**** EXTRACTED MATERIAL
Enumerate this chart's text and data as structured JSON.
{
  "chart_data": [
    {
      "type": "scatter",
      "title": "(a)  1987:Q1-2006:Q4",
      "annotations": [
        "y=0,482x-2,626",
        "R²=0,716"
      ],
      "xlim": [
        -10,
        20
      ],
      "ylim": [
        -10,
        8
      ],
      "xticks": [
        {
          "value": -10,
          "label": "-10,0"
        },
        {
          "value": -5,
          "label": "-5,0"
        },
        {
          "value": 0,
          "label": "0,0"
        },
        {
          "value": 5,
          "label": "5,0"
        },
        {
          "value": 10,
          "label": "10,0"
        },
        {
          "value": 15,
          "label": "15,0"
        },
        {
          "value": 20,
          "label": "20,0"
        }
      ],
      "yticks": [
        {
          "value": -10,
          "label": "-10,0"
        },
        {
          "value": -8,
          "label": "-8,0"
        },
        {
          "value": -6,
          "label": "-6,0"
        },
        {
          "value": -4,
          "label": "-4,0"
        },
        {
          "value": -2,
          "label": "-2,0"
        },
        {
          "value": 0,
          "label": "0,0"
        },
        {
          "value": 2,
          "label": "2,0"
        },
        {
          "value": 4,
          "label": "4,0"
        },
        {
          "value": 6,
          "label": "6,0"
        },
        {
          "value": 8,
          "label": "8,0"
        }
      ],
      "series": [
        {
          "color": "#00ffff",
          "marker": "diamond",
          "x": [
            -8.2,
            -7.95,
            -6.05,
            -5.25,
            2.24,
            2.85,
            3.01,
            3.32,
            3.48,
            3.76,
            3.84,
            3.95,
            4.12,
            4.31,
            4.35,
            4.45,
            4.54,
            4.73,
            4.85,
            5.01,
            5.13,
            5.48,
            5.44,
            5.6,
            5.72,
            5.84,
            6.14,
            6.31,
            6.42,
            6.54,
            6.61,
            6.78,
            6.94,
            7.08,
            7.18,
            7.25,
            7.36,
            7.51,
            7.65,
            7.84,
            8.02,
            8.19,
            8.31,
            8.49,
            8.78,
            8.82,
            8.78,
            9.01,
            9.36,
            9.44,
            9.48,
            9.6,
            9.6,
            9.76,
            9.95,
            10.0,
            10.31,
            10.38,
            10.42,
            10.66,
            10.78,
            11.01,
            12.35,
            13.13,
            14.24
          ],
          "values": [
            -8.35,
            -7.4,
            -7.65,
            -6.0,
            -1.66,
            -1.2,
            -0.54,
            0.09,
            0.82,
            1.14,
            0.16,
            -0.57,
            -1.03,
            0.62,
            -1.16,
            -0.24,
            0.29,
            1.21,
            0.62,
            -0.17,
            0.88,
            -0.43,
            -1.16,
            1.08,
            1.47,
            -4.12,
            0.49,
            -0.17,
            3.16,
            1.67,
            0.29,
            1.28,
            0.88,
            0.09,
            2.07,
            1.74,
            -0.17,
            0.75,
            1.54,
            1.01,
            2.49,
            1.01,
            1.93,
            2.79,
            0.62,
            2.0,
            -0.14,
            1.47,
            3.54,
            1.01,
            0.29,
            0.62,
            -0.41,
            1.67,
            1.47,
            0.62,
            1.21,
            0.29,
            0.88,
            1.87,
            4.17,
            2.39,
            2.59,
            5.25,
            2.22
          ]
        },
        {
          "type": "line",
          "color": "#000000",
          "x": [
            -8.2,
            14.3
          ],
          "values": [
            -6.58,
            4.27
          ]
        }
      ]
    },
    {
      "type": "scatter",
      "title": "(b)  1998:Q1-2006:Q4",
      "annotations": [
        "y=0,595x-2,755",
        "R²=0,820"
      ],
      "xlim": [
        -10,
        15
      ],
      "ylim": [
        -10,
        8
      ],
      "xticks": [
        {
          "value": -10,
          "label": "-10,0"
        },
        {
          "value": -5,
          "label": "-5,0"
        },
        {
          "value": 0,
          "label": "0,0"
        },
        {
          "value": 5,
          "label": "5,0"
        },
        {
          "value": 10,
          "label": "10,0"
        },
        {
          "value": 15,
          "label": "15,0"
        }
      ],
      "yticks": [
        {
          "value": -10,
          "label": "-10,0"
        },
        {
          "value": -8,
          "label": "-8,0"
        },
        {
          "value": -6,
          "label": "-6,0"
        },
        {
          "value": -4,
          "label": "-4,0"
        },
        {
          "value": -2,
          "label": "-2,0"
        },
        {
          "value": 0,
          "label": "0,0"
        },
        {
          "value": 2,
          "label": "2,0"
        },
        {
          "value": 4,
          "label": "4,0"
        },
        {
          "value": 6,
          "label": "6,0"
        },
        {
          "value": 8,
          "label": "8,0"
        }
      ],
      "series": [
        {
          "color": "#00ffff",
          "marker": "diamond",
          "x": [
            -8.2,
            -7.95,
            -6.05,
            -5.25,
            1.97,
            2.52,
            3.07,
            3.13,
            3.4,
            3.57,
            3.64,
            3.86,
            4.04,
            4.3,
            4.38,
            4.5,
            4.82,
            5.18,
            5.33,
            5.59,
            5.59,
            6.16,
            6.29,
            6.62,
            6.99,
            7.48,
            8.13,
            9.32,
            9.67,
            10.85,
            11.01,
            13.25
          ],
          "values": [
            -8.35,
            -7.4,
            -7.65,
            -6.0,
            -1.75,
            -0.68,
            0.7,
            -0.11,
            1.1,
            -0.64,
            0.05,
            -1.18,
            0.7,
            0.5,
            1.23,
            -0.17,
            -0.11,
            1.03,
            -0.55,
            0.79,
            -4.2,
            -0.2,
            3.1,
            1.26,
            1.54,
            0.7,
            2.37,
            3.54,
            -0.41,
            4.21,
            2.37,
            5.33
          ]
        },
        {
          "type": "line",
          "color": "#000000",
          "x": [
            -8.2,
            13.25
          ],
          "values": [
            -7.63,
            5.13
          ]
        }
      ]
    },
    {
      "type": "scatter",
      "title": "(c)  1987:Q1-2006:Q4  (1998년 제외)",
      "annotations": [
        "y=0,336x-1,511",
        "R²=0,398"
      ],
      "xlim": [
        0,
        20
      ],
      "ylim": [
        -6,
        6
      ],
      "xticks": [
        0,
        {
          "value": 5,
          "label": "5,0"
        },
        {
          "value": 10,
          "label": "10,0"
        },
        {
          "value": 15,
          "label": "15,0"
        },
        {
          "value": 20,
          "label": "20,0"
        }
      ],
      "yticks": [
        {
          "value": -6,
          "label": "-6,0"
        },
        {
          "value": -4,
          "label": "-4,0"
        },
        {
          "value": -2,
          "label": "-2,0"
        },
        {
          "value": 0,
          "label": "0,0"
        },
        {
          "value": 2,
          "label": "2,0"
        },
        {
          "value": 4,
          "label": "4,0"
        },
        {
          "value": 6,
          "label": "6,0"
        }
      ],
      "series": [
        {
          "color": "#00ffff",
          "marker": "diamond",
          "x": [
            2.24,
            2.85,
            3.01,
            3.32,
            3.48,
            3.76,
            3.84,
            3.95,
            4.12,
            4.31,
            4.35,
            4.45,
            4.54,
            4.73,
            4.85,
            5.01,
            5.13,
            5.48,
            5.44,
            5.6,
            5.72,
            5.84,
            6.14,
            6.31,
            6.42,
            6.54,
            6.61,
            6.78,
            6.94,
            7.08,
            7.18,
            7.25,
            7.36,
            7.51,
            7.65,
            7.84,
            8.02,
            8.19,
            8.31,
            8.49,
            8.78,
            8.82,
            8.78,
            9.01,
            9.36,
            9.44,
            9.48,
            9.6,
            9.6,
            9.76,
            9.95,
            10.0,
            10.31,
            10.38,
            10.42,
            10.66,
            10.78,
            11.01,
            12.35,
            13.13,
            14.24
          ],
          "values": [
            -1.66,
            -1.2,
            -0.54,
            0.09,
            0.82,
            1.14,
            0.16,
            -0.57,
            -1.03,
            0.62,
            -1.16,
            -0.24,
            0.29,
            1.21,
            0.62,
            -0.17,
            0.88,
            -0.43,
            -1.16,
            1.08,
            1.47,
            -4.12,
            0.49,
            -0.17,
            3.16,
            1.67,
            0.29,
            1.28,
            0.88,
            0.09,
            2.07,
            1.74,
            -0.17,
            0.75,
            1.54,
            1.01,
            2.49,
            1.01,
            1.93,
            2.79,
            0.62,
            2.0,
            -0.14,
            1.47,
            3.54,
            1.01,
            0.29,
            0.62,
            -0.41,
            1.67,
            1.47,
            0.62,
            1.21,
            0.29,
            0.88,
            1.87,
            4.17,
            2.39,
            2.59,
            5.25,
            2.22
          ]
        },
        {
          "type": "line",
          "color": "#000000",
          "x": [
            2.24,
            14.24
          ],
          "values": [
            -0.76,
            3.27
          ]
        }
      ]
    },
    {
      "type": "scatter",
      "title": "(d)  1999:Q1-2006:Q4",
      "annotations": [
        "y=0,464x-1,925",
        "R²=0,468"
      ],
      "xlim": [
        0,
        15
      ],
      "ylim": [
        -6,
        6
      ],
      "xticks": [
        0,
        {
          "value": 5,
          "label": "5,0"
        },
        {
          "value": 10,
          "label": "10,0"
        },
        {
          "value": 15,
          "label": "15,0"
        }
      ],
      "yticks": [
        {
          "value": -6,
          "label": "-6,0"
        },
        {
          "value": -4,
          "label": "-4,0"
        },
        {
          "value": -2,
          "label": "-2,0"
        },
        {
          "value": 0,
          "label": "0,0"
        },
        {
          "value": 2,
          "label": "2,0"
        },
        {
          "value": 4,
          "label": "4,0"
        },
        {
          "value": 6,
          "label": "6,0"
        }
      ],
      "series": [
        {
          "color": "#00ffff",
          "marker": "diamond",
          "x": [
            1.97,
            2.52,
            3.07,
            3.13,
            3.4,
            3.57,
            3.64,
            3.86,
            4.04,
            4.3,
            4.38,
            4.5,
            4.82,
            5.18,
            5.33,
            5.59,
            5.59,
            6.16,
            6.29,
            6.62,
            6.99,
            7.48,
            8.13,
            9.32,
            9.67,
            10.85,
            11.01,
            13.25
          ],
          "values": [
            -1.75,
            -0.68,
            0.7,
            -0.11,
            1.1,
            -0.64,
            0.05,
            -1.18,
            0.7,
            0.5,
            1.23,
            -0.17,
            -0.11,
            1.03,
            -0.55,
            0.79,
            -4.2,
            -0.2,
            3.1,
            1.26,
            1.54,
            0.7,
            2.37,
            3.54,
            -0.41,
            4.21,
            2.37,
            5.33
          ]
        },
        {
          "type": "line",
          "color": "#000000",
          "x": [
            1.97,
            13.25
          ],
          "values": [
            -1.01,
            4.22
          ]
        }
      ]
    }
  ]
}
********
> **PROBLEM**: Working from the entries above, return all lines that contain "title".

> **RESPONSE BELOW**:
      "title": "(a)  1987:Q1-2006:Q4",
      "title": "(b)  1998:Q1-2006:Q4",
      "title": "(c)  1987:Q1-2006:Q4  (1998년 제외)",
      "title": "(d)  1999:Q1-2006:Q4",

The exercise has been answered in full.